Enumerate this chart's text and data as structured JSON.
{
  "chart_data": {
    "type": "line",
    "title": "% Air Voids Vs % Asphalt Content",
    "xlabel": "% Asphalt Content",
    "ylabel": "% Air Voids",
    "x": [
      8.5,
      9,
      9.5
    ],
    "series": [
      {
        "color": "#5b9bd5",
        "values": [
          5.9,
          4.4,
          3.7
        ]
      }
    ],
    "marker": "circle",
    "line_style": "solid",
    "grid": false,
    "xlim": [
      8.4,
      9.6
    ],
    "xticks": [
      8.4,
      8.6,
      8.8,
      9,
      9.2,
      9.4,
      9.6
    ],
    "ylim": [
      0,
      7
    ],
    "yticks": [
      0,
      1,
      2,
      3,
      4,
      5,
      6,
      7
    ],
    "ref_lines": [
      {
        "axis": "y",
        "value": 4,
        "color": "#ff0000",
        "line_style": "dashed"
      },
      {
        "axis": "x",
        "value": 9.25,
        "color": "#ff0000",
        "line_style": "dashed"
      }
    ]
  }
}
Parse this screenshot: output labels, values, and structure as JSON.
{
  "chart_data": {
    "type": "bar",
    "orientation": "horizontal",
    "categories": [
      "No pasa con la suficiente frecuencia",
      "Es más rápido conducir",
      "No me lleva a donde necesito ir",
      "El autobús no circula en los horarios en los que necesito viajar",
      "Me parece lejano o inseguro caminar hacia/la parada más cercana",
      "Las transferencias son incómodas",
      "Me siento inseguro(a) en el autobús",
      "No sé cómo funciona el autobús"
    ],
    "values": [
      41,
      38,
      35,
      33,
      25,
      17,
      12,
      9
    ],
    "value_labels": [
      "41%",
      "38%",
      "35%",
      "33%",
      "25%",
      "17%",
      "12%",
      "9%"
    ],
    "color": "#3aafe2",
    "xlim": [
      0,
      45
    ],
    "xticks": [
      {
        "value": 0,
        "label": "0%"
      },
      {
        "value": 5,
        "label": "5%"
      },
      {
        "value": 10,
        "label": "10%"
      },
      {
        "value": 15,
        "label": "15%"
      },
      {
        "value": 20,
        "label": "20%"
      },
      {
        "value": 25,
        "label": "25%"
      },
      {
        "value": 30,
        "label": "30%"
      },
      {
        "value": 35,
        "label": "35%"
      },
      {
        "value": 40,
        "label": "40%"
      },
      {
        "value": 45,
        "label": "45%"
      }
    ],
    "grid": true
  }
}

□ □ □ □ □ □ □

Given instruction
Transcribe the material exactly as it reads.

Completed task
Enumerate this chart's text and data as structured JSON.
{
  "chart_data": {
    "type": "line",
    "title": "% Air Voids Vs % Asphalt Content",
    "xlabel": "% Asphalt Content",
    "ylabel": "% Air Voids",
    "x": [
      8.5,
      9,
      9.5
    ],
    "series": [
      {
        "color": "#5b9bd5",
        "values": [
          5.9,
          4.4,
          3.7
        ]
      }
    ],
    "marker": "circle",
    "line_style": "solid",
    "grid": false,
    "xlim": [
      8.4,
      9.6
    ],
    "xticks": [
      8.4,
      8.6,
      8.8,
      9,
      9.2,
      9.4,
      9.6
    ],
    "ylim": [
      0,
      7
    ],
    "yticks": [
      0,
      1,
      2,
      3,
      4,
      5,
      6,
      7
    ],
    "ref_lines": [
      {
        "axis": "y",
        "value": 4,
        "color": "#ff0000",
        "line_style": "dashed"
      },
      {
        "axis": "x",
        "value": 9.25,
        "color": "#ff0000",
        "line_style": "dashed"
      }
    ]
  }
}
Parse this screenshot: output labels, values, and structure as JSON.
{
  "chart_data": {
    "type": "bar",
    "orientation": "horizontal",
    "categories": [
      "No pasa con la suficiente frecuencia",
      "Es más rápido conducir",
      "No me lleva a donde necesito ir",
      "El autobús no circula en los horarios en los que necesito viajar",
      "Me parece lejano o inseguro caminar hacia/la parada más cercana",
      "Las transferencias son incómodas",
      "Me siento inseguro(a) en el autobús",
      "No sé cómo funciona el autobús"
    ],
    "values": [
      41,
      38,
      35,
      33,
      25,
      17,
      12,
      9
    ],
    "value_labels": [
      "41%",
      "38%",
      "35%",
      "33%",
      "25%",
      "17%",
      "12%",
      "9%"
    ],
    "color": "#3aafe2",
    "xlim": [
      0,
      45
    ],
    "xticks": [
      {
        "value": 0,
        "label": "0%"
      },
      {
        "value": 5,
        "label": "5%"
      },
      {
        "value": 10,
        "label": "10%"
      },
      {
        "value": 15,
        "label": "15%"
      },
      {
        "value": 20,
        "label": "20%"
      },
      {
        "value": 25,
        "label": "25%"
      },
      {
        "value": 30,
        "label": "30%"
      },
      {
        "value": 35,
        "label": "35%"
      },
      {
        "value": 40,
        "label": "40%"
      },
      {
        "value": 45,
        "label": "45%"
      }
    ],
    "grid": true
  }
}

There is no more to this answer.